MATERIAL TO PROCESS ::
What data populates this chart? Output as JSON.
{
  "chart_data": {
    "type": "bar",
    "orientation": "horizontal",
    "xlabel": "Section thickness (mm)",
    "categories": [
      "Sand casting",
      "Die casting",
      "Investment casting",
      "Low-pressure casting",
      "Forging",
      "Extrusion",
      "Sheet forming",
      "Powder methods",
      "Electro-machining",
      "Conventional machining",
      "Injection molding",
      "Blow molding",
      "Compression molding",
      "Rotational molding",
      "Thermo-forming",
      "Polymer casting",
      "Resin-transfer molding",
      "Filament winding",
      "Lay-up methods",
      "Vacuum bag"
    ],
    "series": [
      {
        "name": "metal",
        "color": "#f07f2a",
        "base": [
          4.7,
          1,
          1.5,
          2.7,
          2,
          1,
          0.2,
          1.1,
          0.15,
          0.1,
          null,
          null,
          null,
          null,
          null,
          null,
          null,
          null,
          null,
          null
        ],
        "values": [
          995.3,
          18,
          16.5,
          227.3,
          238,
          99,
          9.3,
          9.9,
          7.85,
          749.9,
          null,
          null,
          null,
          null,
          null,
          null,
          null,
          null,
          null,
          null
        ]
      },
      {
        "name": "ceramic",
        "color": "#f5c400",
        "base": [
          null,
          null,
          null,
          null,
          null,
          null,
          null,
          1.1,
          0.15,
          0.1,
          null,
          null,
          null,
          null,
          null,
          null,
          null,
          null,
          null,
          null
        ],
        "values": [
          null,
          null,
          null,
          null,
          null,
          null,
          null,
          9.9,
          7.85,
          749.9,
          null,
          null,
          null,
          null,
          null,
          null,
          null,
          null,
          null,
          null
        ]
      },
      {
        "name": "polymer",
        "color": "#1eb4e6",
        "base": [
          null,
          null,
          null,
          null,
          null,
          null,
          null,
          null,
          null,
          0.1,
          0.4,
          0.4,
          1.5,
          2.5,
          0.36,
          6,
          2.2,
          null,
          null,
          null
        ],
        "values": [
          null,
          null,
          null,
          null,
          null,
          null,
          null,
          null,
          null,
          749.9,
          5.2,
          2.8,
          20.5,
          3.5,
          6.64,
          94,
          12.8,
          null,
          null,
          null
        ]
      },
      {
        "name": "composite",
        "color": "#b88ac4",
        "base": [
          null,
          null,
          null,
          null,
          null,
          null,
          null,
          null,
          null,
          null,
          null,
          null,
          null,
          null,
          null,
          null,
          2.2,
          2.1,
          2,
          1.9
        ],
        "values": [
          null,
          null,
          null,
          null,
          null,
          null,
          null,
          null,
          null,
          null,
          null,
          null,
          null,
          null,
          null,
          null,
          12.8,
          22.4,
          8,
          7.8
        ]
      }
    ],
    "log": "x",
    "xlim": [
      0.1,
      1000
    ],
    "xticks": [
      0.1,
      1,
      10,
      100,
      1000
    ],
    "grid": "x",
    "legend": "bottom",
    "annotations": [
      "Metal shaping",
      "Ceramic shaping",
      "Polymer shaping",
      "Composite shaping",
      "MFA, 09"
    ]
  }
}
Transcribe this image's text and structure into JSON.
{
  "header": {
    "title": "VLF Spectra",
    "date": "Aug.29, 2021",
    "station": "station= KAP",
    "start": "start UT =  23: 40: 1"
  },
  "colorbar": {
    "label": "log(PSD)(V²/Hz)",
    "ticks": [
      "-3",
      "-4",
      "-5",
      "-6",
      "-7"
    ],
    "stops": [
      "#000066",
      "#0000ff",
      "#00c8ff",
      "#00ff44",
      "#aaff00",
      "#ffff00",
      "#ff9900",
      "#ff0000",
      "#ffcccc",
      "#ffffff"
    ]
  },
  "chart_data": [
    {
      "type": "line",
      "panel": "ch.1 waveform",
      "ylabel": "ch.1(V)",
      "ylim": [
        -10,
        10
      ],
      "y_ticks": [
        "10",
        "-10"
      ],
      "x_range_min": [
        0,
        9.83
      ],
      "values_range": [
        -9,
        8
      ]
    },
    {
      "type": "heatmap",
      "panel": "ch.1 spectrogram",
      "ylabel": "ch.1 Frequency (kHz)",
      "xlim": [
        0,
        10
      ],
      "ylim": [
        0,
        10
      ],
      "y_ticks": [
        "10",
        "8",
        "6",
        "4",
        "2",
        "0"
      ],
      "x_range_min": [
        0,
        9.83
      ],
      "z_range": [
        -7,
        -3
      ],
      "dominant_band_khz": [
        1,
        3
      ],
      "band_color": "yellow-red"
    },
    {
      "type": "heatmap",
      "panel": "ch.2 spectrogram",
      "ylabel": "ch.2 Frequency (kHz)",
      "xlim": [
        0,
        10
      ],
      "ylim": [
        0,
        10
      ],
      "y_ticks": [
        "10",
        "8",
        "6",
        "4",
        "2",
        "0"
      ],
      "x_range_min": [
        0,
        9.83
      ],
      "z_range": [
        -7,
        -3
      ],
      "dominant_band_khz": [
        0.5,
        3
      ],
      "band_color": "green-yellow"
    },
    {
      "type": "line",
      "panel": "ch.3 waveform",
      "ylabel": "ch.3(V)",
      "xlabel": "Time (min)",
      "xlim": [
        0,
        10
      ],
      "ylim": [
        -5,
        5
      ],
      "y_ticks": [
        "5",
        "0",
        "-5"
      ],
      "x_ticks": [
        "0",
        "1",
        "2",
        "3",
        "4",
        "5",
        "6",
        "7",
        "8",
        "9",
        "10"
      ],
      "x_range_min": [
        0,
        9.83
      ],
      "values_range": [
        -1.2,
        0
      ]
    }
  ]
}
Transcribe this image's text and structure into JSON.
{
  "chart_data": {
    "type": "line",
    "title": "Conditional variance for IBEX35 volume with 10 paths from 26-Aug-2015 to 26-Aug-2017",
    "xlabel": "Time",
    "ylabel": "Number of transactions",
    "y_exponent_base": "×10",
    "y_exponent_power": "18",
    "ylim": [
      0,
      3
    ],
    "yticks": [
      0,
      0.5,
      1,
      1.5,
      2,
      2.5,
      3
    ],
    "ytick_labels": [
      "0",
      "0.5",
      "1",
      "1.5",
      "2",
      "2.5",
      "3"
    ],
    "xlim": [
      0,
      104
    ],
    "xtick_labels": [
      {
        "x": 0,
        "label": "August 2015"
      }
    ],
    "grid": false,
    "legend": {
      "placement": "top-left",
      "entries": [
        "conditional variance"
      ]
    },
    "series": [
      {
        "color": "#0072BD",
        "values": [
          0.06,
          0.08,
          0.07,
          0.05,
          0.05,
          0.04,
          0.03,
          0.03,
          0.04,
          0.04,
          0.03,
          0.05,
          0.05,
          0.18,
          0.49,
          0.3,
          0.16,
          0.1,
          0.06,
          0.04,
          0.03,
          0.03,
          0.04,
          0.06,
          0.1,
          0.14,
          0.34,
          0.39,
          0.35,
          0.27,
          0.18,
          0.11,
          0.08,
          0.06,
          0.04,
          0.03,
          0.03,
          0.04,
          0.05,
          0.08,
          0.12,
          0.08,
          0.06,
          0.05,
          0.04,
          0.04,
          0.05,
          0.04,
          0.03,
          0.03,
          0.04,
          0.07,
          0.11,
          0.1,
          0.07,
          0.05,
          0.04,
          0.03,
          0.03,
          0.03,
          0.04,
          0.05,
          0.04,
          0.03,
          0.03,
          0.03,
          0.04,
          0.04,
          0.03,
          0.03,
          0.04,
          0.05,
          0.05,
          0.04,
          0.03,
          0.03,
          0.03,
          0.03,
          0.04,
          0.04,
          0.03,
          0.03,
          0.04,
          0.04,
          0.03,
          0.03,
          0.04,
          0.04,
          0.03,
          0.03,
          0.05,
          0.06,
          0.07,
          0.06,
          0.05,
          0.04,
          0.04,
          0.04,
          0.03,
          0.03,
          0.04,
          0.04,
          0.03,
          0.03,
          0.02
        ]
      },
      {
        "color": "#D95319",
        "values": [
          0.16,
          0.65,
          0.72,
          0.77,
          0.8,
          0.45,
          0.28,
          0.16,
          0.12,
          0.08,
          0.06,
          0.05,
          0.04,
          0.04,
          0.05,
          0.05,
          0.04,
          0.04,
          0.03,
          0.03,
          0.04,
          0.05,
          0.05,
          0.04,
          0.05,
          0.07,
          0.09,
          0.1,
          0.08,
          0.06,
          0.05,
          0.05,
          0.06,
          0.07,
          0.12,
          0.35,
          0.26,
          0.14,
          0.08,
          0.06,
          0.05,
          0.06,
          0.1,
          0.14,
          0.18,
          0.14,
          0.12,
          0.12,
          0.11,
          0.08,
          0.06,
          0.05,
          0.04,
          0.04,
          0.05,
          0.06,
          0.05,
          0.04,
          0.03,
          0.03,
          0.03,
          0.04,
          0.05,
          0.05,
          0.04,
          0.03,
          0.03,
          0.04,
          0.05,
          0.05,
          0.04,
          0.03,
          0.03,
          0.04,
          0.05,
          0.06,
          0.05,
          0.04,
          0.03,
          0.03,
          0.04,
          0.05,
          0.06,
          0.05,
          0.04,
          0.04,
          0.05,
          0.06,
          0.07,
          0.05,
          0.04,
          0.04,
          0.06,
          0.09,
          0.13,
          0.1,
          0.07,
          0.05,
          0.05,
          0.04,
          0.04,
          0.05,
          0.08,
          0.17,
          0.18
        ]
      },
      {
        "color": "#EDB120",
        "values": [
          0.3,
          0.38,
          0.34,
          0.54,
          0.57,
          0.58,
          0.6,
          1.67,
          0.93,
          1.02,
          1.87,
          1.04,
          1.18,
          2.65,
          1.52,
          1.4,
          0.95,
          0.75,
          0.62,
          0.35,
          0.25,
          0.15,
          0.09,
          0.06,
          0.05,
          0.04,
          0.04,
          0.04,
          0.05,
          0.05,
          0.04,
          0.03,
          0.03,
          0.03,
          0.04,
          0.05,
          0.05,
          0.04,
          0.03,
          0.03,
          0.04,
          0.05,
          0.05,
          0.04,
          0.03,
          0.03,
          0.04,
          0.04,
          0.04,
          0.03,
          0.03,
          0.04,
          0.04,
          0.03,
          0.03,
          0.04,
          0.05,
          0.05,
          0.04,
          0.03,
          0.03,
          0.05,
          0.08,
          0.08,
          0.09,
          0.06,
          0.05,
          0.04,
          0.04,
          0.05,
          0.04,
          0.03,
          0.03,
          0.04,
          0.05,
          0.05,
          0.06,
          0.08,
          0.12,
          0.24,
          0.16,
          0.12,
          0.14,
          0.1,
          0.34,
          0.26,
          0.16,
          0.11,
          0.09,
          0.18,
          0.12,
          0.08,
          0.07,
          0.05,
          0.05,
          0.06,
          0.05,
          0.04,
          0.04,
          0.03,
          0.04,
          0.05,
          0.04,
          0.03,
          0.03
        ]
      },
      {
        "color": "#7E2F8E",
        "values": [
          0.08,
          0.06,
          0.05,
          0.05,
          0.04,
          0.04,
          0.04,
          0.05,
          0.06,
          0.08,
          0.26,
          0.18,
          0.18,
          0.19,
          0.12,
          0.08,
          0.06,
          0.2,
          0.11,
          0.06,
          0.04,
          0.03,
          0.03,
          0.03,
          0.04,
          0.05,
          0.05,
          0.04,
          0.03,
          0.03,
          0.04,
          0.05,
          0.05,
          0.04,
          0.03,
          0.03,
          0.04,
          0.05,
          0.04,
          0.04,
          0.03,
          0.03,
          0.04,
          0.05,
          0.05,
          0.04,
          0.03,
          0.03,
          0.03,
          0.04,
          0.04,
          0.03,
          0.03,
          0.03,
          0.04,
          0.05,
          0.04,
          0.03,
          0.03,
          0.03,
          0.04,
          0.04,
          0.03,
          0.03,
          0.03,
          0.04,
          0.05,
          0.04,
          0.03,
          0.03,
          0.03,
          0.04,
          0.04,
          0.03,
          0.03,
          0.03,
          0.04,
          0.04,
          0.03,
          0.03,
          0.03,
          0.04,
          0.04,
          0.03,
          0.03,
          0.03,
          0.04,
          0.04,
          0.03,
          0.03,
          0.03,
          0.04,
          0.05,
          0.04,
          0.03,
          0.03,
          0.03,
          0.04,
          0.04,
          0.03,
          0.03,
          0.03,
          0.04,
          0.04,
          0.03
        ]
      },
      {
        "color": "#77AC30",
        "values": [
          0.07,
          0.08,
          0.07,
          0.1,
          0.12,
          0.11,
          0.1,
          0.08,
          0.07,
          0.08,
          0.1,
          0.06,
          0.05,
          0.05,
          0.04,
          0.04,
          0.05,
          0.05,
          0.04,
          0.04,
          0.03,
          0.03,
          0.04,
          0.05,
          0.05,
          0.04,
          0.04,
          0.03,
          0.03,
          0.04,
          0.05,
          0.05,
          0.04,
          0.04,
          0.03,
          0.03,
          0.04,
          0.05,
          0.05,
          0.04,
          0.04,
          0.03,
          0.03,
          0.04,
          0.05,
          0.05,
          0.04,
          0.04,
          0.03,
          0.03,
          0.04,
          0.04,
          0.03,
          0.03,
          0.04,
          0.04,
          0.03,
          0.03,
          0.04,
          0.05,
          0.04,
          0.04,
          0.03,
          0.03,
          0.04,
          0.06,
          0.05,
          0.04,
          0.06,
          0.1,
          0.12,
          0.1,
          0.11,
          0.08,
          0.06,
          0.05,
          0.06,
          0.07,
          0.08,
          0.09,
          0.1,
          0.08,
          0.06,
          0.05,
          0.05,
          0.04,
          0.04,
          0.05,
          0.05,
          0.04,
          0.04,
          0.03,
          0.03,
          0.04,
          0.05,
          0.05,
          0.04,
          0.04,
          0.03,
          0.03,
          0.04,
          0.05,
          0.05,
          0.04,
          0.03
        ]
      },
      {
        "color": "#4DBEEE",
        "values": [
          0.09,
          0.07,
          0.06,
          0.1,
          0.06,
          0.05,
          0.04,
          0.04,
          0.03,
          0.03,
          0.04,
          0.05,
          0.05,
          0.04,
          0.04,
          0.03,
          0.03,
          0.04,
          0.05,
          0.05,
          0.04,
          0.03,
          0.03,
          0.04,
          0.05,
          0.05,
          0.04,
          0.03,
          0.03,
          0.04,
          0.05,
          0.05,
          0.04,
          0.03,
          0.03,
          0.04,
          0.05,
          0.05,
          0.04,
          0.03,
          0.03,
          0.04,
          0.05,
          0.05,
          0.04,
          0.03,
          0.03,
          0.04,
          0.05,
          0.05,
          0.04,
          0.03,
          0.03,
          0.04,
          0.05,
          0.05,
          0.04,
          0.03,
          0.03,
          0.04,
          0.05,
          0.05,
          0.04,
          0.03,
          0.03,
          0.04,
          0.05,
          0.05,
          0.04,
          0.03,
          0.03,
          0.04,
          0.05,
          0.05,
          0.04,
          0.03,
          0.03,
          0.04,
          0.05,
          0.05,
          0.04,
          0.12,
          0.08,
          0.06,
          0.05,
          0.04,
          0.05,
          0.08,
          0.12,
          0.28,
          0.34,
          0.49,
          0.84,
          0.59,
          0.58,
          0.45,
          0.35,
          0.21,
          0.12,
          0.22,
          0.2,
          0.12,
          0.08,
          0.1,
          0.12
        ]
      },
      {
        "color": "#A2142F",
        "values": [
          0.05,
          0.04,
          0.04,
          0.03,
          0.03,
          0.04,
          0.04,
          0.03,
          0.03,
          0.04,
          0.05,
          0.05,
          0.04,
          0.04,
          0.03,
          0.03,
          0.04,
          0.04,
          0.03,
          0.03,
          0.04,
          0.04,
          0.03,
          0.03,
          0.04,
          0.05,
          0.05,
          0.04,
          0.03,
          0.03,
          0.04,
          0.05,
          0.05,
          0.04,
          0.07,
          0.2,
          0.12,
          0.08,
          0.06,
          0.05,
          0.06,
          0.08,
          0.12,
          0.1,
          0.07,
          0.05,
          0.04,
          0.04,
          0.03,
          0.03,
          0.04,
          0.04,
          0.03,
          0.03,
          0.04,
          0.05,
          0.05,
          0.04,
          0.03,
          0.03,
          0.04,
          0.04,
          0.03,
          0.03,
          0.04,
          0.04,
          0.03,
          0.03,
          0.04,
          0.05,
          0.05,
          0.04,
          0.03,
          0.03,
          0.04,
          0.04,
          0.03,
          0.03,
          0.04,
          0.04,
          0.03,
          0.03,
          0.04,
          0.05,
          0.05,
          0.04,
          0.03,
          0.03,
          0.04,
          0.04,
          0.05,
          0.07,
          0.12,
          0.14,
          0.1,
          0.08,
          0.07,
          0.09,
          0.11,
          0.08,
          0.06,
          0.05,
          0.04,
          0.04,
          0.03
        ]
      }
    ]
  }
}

EXERCISE DETAILS :: Collect from the data above every line that includes "title".

SOLUTION FOR THIS EXERCISE ::
    "title": "VLF Spectra",
    "title": "Conditional variance for IBEX35 volume with 10 paths from 26-Aug-2015 to 26-Aug-2017",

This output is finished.